• [Aim]
Lift every line from the entries that includes the word "houses".

• [Material]

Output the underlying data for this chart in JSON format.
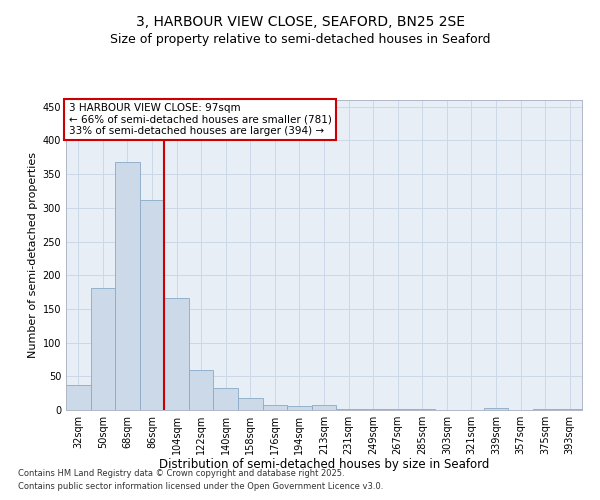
{
  "title1": "3, HARBOUR VIEW CLOSE, SEAFORD, BN25 2SE",
  "title2": "Size of property relative to semi-detached houses in Seaford",
  "xlabel": "Distribution of semi-detached houses by size in Seaford",
  "ylabel": "Number of semi-detached properties",
  "categories": [
    "32sqm",
    "50sqm",
    "68sqm",
    "86sqm",
    "104sqm",
    "122sqm",
    "140sqm",
    "158sqm",
    "176sqm",
    "194sqm",
    "213sqm",
    "231sqm",
    "249sqm",
    "267sqm",
    "285sqm",
    "303sqm",
    "321sqm",
    "339sqm",
    "357sqm",
    "375sqm",
    "393sqm"
  ],
  "values": [
    37,
    181,
    368,
    311,
    166,
    60,
    32,
    18,
    8,
    6,
    8,
    2,
    1,
    1,
    1,
    0,
    0,
    3,
    0,
    2,
    1
  ],
  "bar_color": "#ccd9e8",
  "bar_edge_color": "#8aaac8",
  "grid_color": "#ccd8e8",
  "background_color": "#e8eef6",
  "red_line_x": 3.5,
  "annotation_text": "3 HARBOUR VIEW CLOSE: 97sqm\n← 66% of semi-detached houses are smaller (781)\n33% of semi-detached houses are larger (394) →",
  "annotation_box_color": "#ffffff",
  "annotation_box_edge": "#cc0000",
  "vline_color": "#cc0000",
  "footnote1": "Contains HM Land Registry data © Crown copyright and database right 2025.",
  "footnote2": "Contains public sector information licensed under the Open Government Licence v3.0.",
  "ylim": [
    0,
    460
  ],
  "yticks": [
    0,
    50,
    100,
    150,
    200,
    250,
    300,
    350,
    400,
    450
  ],
  "title1_fontsize": 10,
  "title2_fontsize": 9,
  "xlabel_fontsize": 8.5,
  "ylabel_fontsize": 8,
  "tick_fontsize": 7,
  "annot_fontsize": 7.5,
  "footnote_fontsize": 6
}
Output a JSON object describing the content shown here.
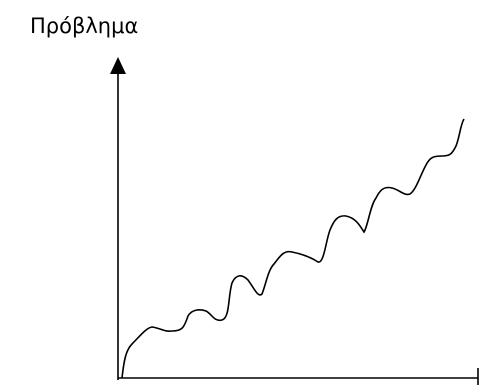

• [Result of this task]
  "title2": "Size of property relative to semi-detached houses in Seaford",
  "xlabel": "Distribution of semi-detached houses by size in Seaford",
  "annotation_text": "3 HARBOUR VIEW CLOSE: 97sqm\n← 66% of semi-detached houses are smaller (781)\n33% of semi-detached houses are larger (394) →",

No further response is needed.